Problem statement
Exactly reproduce all the records, keeping pictures out of the copy.

Source records
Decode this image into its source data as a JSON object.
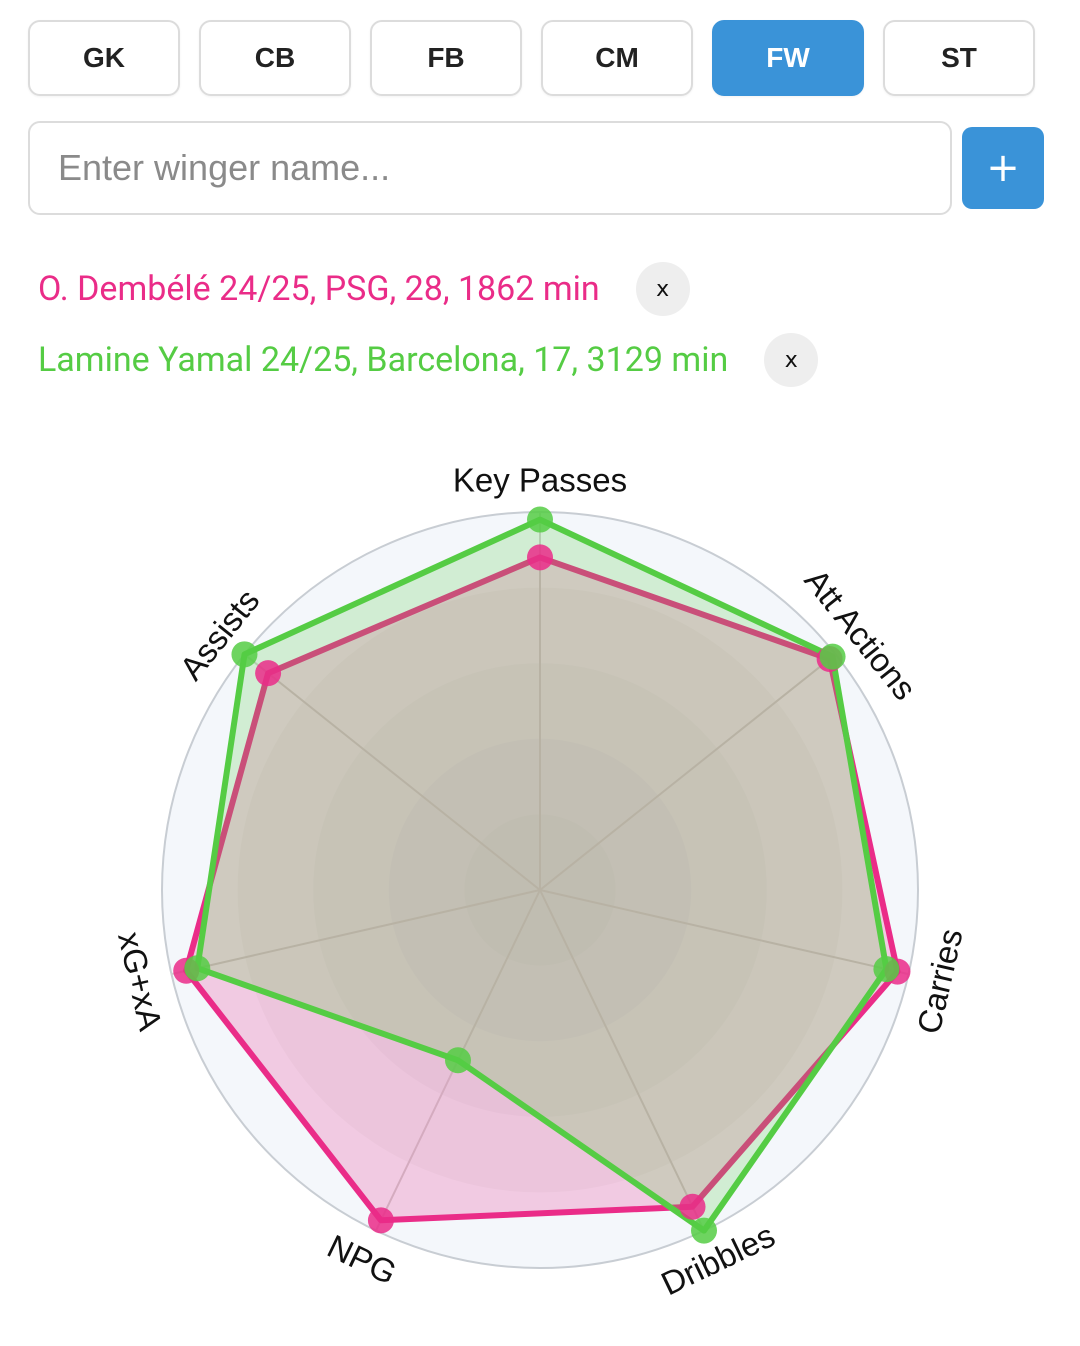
{
  "positions": [
    {
      "label": "GK",
      "active": false
    },
    {
      "label": "CB",
      "active": false
    },
    {
      "label": "FB",
      "active": false
    },
    {
      "label": "CM",
      "active": false
    },
    {
      "label": "FW",
      "active": true
    },
    {
      "label": "ST",
      "active": false
    }
  ],
  "search": {
    "placeholder": "Enter winger name...",
    "add_label": "+"
  },
  "players": [
    {
      "label": "O. Dembélé 24/25, PSG, 28, 1862 min",
      "color": "#ea2c88",
      "remove_label": "x"
    },
    {
      "label": "Lamine Yamal 24/25, Barcelona, 17, 3129 min",
      "color": "#55cc44",
      "remove_label": "x"
    }
  ],
  "chart_data": {
    "type": "radar",
    "axes": [
      "Key Passes",
      "Att Actions",
      "Carries",
      "Dribbles",
      "NPG",
      "xG+xA",
      "Assists"
    ],
    "range": [
      0,
      100
    ],
    "series": [
      {
        "name": "O. Dembélé 24/25",
        "color": "#ea2c88",
        "values": [
          88,
          98,
          97,
          93,
          97,
          96,
          92
        ]
      },
      {
        "name": "Lamine Yamal 24/25",
        "color": "#55cc44",
        "values": [
          98,
          99,
          94,
          100,
          50,
          93,
          100
        ]
      }
    ]
  }
}
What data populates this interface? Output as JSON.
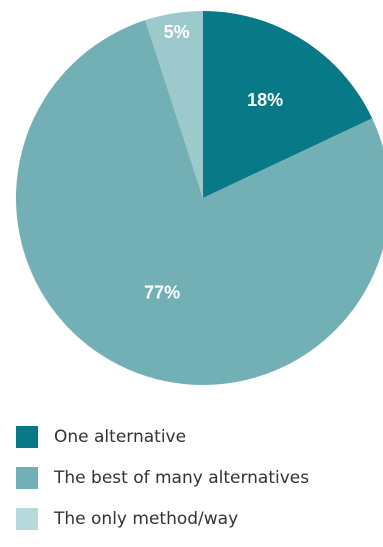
{
  "chart_data": {
    "type": "pie",
    "start_angle": "top",
    "direction": "clockwise",
    "legend_position": "bottom-left",
    "slices": [
      {
        "name": "One alternative",
        "value": 18,
        "label": "18%",
        "color": "#087a87"
      },
      {
        "name": "The best of many alternatives",
        "value": 77,
        "label": "77%",
        "color": "#72b0b6"
      },
      {
        "name": "The only method/way",
        "value": 5,
        "label": "5%",
        "color": "#9dc9cc"
      }
    ],
    "legend_colors": [
      "#087a87",
      "#72b0b6",
      "#b6dadc"
    ]
  }
}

Correct result
Decode this image into its source data as a JSON object.
{
  "positions": [
    {
      "label": "GK",
      "active": false
    },
    {
      "label": "CB",
      "active": false
    },
    {
      "label": "FB",
      "active": false
    },
    {
      "label": "CM",
      "active": false
    },
    {
      "label": "FW",
      "active": true
    },
    {
      "label": "ST",
      "active": false
    }
  ],
  "search": {
    "placeholder": "Enter winger name...",
    "add_label": "+"
  },
  "players": [
    {
      "label": "O. Dembélé 24/25, PSG, 28, 1862 min",
      "color": "#ea2c88",
      "remove_label": "x"
    },
    {
      "label": "Lamine Yamal 24/25, Barcelona, 17, 3129 min",
      "color": "#55cc44",
      "remove_label": "x"
    }
  ],
  "chart_data": {
    "type": "radar",
    "axes": [
      "Key Passes",
      "Att Actions",
      "Carries",
      "Dribbles",
      "NPG",
      "xG+xA",
      "Assists"
    ],
    "range": [
      0,
      100
    ],
    "series": [
      {
        "name": "O. Dembélé 24/25",
        "color": "#ea2c88",
        "values": [
          88,
          98,
          97,
          93,
          97,
          96,
          92
        ]
      },
      {
        "name": "Lamine Yamal 24/25",
        "color": "#55cc44",
        "values": [
          98,
          99,
          94,
          100,
          50,
          93,
          100
        ]
      }
    ]
  }
}
What data populates this interface? Output as JSON.
{
  "chart_data": {
    "type": "pie",
    "start_angle": "top",
    "direction": "clockwise",
    "legend_position": "bottom-left",
    "slices": [
      {
        "name": "One alternative",
        "value": 18,
        "label": "18%",
        "color": "#087a87"
      },
      {
        "name": "The best of many alternatives",
        "value": 77,
        "label": "77%",
        "color": "#72b0b6"
      },
      {
        "name": "The only method/way",
        "value": 5,
        "label": "5%",
        "color": "#9dc9cc"
      }
    ],
    "legend_colors": [
      "#087a87",
      "#72b0b6",
      "#b6dadc"
    ]
  }
}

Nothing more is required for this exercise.